ReutersJan 14, 2026 12:00 PM

By Ross Kerber

- Last month I spoke with Vanessa Williamson of the Brookings Institution, who made the case for high taxes so governments respond to citizens' needs. She said authoritarians prefer low taxes and less important governments.

I tested if this framing holds true in the real world by comparing global freedoms and tax burdens by country. And yes, it looks like low taxes don't always mean more freedom:

Beware this is a real back-of-the-envelope analysis! If anyone is looking to write or assign a PhD dissertation that could survive peer review I would welcome an update - or links to better work that has already covered the same ground.

Here's what I did: for the vertical axis I looked at data from Freedom House, a well-known U.S. nonprofit.

For the horizontal axis, finding comparable tax figures proved trickier. I would have liked to plug in numbers from the Organization for Economic Co-operation and Development, which tracks countries' tax revenue as a percentage of their gross domestic product and breaks down the types of taxes they impose.

But the OECD's data doesn't include big counties like Russia, China or Saudi Arabia that score low with Freedom House.

Instead I turned to a much broader World Bank data page. I went back to 2023 as the most recent year with near-complete data for big nations, and matched it to Freedom House figures from the same year.

A downside is that the World Bank numbers exclude some types of government revenue like U.S. state taxes and Social Security contributions. So whereas the World Bank lists U.S. taxes at 10.8% of GDP in 2023, the OECD puts the same figure at 25.6%.

I included the nations of the G20 and as many of the next 20 largest economies by GDP for which I could find tax data. (We're still missing you, India!)

I showed my work to several analysts in the field. Here's their feedback via e-mail:

Alan Cole, Senior Economist at the Tax Foundation, noted how Americans have high personal incomes and also pay more in private insurance premiums for benefits that might be routed through the state in Denmark or Sweden.

Meanwhile some poorer states aren't organized enough to sustain higher tax levels, with weak governments and decentralized business communities. Other states, especially ones low on the freedom scale including Russia and China, maintain opaque revenue-generation systems through control of their oil industries, banking systems and other sectors. These may generate extra revenue for governments, but in general they are less efficient and accountable, he said.

■ WRITTEN EXERCISE A
According to the tax-and-freedom excerpt, what share of U.S. GDP does the World Bank list for U.S. taxes in 2023?

(Records of where elements appear)
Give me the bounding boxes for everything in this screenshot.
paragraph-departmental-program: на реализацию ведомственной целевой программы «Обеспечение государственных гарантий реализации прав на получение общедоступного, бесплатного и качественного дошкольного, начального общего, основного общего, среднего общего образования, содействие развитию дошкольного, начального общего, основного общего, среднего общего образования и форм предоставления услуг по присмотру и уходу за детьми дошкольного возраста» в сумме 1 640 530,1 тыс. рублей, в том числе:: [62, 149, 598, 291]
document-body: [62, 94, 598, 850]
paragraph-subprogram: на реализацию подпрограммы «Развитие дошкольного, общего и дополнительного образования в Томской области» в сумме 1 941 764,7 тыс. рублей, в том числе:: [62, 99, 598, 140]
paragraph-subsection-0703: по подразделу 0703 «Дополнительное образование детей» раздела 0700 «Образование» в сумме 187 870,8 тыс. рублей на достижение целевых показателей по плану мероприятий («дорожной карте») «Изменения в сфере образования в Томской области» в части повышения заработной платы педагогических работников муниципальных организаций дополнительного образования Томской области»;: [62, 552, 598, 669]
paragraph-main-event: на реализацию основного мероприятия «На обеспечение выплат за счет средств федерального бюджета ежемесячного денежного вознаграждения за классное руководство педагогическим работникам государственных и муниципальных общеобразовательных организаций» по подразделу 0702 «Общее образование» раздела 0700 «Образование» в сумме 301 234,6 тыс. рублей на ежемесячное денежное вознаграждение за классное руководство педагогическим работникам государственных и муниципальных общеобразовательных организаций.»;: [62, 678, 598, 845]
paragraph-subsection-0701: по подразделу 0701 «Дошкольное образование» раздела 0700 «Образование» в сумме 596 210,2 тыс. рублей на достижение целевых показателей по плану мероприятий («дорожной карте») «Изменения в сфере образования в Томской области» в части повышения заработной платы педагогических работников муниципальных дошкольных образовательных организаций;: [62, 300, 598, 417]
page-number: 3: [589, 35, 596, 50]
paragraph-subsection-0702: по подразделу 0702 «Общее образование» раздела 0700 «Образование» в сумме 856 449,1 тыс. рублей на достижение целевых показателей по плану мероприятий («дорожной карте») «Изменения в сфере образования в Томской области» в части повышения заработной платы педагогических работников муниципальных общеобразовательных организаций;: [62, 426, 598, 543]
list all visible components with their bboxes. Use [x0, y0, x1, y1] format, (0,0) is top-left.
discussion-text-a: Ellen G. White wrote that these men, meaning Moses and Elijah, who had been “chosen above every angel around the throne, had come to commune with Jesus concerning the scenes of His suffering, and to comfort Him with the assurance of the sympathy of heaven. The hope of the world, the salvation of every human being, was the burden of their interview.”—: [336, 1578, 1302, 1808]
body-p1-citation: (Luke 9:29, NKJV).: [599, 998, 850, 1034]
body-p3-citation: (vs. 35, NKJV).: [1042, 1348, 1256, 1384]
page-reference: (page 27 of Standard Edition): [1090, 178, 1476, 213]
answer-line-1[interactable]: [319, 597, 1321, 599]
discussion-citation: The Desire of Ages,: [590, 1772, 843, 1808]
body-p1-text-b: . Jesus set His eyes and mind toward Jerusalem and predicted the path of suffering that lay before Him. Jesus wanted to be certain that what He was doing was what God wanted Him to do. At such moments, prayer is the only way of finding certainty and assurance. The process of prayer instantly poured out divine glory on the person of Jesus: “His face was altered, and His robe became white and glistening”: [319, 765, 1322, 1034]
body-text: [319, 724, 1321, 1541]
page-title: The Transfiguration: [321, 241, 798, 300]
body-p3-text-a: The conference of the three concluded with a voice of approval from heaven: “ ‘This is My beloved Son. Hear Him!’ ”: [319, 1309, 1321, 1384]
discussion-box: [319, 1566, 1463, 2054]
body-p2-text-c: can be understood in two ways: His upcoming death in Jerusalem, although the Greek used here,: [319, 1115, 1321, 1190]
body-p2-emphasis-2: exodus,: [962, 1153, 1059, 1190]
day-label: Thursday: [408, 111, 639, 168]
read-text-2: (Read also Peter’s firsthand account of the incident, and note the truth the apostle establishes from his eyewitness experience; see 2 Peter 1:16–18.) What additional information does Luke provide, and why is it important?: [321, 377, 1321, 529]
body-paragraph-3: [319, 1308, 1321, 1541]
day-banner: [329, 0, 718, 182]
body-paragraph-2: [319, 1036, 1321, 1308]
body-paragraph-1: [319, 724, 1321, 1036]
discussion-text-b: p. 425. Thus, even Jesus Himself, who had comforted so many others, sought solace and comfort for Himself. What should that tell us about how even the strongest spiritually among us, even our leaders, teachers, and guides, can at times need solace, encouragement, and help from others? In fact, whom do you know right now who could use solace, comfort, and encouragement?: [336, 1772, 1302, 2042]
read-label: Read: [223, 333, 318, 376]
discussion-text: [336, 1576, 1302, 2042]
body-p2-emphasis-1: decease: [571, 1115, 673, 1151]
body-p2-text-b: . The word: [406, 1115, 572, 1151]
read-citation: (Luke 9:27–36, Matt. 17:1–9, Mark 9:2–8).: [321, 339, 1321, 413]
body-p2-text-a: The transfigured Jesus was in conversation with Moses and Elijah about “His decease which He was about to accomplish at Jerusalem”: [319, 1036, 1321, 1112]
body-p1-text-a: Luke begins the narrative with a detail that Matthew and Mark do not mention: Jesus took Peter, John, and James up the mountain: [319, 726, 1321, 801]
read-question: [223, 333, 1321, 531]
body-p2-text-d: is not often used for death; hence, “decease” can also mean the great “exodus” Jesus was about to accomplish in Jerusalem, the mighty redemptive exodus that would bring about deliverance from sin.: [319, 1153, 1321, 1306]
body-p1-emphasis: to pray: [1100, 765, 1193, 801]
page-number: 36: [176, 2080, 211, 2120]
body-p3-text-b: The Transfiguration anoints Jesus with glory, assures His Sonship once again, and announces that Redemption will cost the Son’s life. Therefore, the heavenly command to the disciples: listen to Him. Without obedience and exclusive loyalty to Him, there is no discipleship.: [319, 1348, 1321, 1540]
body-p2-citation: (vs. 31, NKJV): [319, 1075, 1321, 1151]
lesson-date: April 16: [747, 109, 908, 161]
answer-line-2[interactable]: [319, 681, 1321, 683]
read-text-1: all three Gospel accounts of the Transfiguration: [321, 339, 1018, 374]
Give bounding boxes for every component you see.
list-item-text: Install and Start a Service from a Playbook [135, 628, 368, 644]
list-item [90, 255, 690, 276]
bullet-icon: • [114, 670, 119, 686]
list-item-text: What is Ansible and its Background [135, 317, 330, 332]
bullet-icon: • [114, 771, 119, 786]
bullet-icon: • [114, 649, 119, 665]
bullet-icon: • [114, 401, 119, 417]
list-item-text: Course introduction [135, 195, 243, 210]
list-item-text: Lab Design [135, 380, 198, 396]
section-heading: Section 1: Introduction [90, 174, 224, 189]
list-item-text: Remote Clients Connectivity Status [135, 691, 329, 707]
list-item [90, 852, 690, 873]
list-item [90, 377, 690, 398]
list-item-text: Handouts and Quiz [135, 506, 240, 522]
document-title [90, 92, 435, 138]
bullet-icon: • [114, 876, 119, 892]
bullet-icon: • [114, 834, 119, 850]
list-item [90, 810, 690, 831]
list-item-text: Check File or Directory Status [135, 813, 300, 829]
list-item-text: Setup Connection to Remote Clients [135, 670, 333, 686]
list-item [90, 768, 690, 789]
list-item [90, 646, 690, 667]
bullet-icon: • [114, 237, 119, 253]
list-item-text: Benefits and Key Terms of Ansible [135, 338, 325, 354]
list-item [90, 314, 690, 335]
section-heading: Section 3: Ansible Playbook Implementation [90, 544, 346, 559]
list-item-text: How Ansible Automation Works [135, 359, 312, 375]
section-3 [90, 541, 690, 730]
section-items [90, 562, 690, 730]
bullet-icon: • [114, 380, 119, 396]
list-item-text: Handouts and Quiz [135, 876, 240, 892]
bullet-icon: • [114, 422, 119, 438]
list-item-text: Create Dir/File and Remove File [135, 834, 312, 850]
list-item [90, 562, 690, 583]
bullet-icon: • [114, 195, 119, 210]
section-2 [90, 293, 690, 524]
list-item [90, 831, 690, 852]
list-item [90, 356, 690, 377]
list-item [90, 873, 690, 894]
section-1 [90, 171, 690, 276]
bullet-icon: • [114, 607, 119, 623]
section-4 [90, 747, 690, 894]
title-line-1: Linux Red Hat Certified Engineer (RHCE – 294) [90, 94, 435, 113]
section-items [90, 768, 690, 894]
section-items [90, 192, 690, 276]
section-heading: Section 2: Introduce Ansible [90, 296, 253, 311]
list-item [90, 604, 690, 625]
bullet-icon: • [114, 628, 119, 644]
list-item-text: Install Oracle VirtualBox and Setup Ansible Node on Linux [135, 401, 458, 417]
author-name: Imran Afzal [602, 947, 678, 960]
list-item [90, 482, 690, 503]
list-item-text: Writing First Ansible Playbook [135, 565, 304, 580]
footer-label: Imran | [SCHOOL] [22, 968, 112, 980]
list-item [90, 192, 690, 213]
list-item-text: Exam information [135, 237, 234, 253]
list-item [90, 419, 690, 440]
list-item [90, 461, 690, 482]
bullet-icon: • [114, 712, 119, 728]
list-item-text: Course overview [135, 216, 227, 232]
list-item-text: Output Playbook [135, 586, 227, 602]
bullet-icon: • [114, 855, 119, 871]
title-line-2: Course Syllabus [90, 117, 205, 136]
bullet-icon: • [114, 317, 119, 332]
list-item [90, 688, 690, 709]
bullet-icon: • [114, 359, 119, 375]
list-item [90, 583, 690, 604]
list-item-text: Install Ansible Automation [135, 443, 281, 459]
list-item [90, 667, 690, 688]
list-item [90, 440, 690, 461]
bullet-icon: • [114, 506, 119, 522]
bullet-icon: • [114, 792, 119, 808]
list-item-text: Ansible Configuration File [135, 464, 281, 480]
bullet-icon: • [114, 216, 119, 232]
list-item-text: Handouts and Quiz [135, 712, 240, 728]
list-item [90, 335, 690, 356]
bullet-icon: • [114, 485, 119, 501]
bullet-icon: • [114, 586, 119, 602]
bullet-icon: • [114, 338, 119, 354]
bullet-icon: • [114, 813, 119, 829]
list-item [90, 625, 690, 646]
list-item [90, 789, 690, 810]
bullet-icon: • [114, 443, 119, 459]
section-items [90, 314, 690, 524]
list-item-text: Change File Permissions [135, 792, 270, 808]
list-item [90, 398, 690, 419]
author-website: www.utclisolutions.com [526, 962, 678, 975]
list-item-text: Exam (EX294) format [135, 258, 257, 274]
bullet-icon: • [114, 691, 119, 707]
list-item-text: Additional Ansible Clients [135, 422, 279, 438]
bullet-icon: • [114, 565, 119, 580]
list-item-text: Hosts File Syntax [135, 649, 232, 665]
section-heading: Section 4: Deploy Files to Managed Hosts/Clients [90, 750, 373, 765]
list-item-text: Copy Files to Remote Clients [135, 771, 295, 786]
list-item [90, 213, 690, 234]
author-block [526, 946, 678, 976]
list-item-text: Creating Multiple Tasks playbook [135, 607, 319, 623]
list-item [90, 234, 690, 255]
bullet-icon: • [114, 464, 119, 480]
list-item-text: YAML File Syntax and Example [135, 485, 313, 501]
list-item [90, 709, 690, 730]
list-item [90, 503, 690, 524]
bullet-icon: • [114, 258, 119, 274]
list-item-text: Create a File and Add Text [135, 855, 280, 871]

■ WRITTEN EXERCISE B
Copy the records word for word, from their first line through the line that contains "paragraph-subsection-0703: по подразделу".

■ WRITTEN RESPONSE A
10.8% of GDP.

■ WRITTEN RESPONSE B
Give me the bounding boxes for everything in this screenshot.
paragraph-departmental-program: на реализацию ведомственной целевой программы «Обеспечение государственных гарантий реализации прав на получение общедоступного, бесплатного и качественного дошкольного, начального общего, основного общего, среднего общего образования, содействие развитию дошкольного, начального общего, основного общего, среднего общего образования и форм предоставления услуг по присмотру и уходу за детьми дошкольного возраста» в сумме 1 640 530,1 тыс. рублей, в том числе:: [62, 149, 598, 291]
document-body: [62, 94, 598, 850]
paragraph-subprogram: на реализацию подпрограммы «Развитие дошкольного, общего и дополнительного образования в Томской области» в сумме 1 941 764,7 тыс. рублей, в том числе:: [62, 99, 598, 140]
paragraph-subsection-0703: по подразделу 0703 «Дополнительное образование детей» раздела 0700 «Образование» в сумме 187 870,8 тыс. рублей на достижение целевых показателей по плану мероприятий («дорожной карте») «Изменения в сфере образования в Томской области» в части повышения заработной платы педагогических работников муниципальных организаций дополнительного образования Томской области»;: [62, 552, 598, 669]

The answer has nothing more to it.